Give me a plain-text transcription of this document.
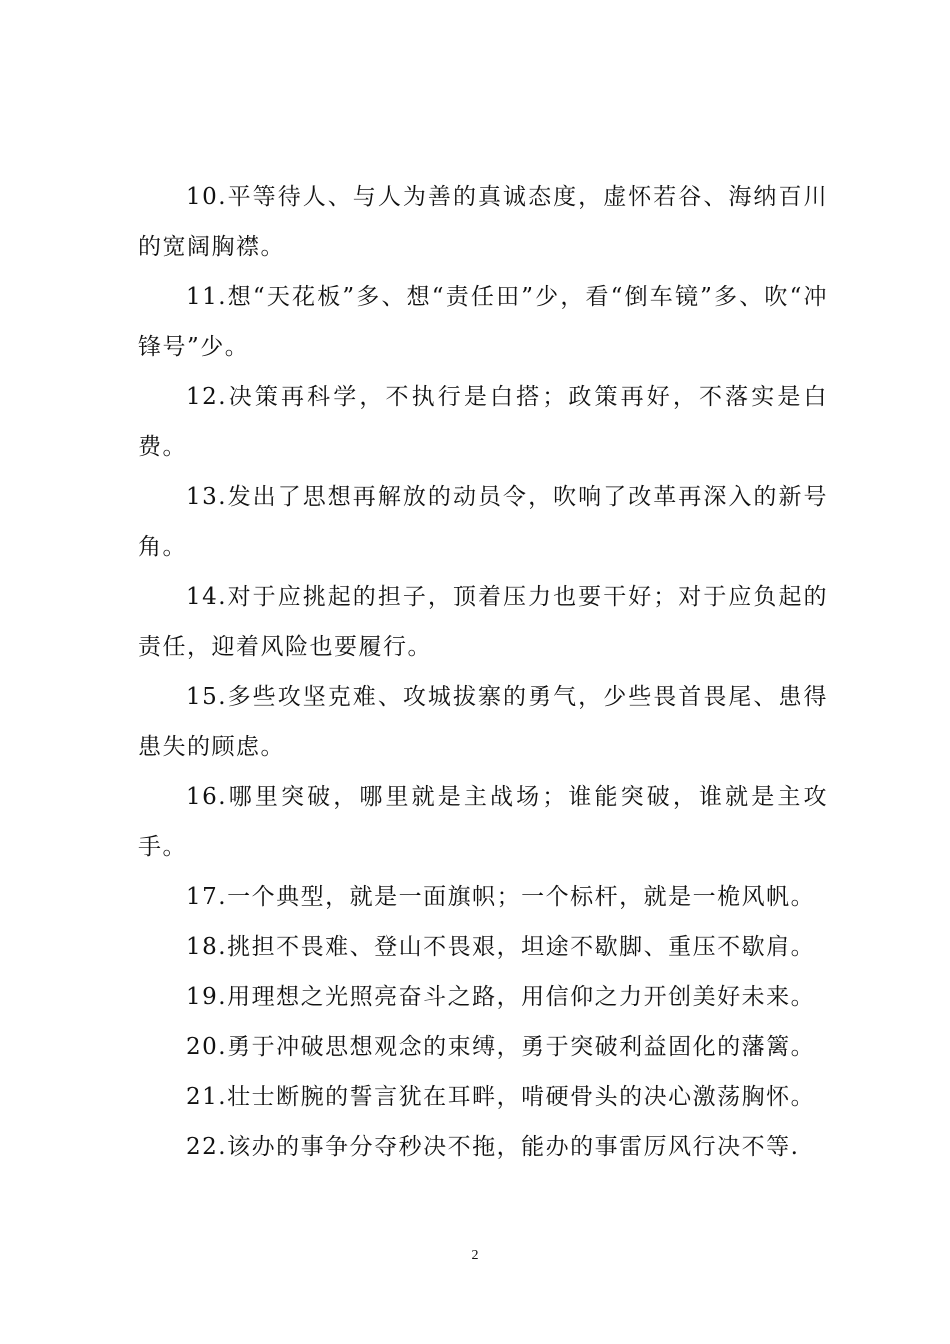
10.平等待人、与人为善的真诚态度，虚怀若谷、海纳百川的宽阔胸襟。

11.想“天花板”多、想“责任田”少，看“倒车镜”多、吹“冲锋号”少。

12.决策再科学，不执行是白搭；政策再好，不落实是白费。

13.发出了思想再解放的动员令，吹响了改革再深入的新号角。

14.对于应挑起的担子，顶着压力也要干好；对于应负起的责任，迎着风险也要履行。

15.多些攻坚克难、攻城拔寨的勇气，少些畏首畏尾、患得患失的顾虑。

16.哪里突破，哪里就是主战场；谁能突破，谁就是主攻手。

17.一个典型，就是一面旗帜；一个标杆，就是一桅风帆。

18.挑担不畏难、登山不畏艰，坦途不歇脚、重压不歇肩。

19.用理想之光照亮奋斗之路，用信仰之力开创美好未来。

20.勇于冲破思想观念的束缚，勇于突破利益固化的藩篱。

21.壮士断腕的誓言犹在耳畔，啃硬骨头的决心激荡胸怀。

22.该办的事争分夺秒决不拖，能办的事雷厉风行决不等.

2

☆ ☆ ☆ ☆ ☆

→ Job
Write the records out again in full, exactly, and skip every picture.

→ The solution
Give me a plain-text transcription of this document.
10.平等待人、与人为善的真诚态度，虚怀若谷、海纳百川的宽阔胸襟。

11.想“天花板”多、想“责任田”少，看“倒车镜”多、吹“冲锋号”少。

12.决策再科学，不执行是白搭；政策再好，不落实是白费。

13.发出了思想再解放的动员令，吹响了改革再深入的新号角。

14.对于应挑起的担子，顶着压力也要干好；对于应负起的责任，迎着风险也要履行。

15.多些攻坚克难、攻城拔寨的勇气，少些畏首畏尾、患得患失的顾虑。

16.哪里突破，哪里就是主战场；谁能突破，谁就是主攻手。

17.一个典型，就是一面旗帜；一个标杆，就是一桅风帆。

18.挑担不畏难、登山不畏艰，坦途不歇脚、重压不歇肩。

19.用理想之光照亮奋斗之路，用信仰之力开创美好未来。

20.勇于冲破思想观念的束缚，勇于突破利益固化的藩篱。

21.壮士断腕的誓言犹在耳畔，啃硬骨头的决心激荡胸怀。

22.该办的事争分夺秒决不拖，能办的事雷厉风行决不等.

2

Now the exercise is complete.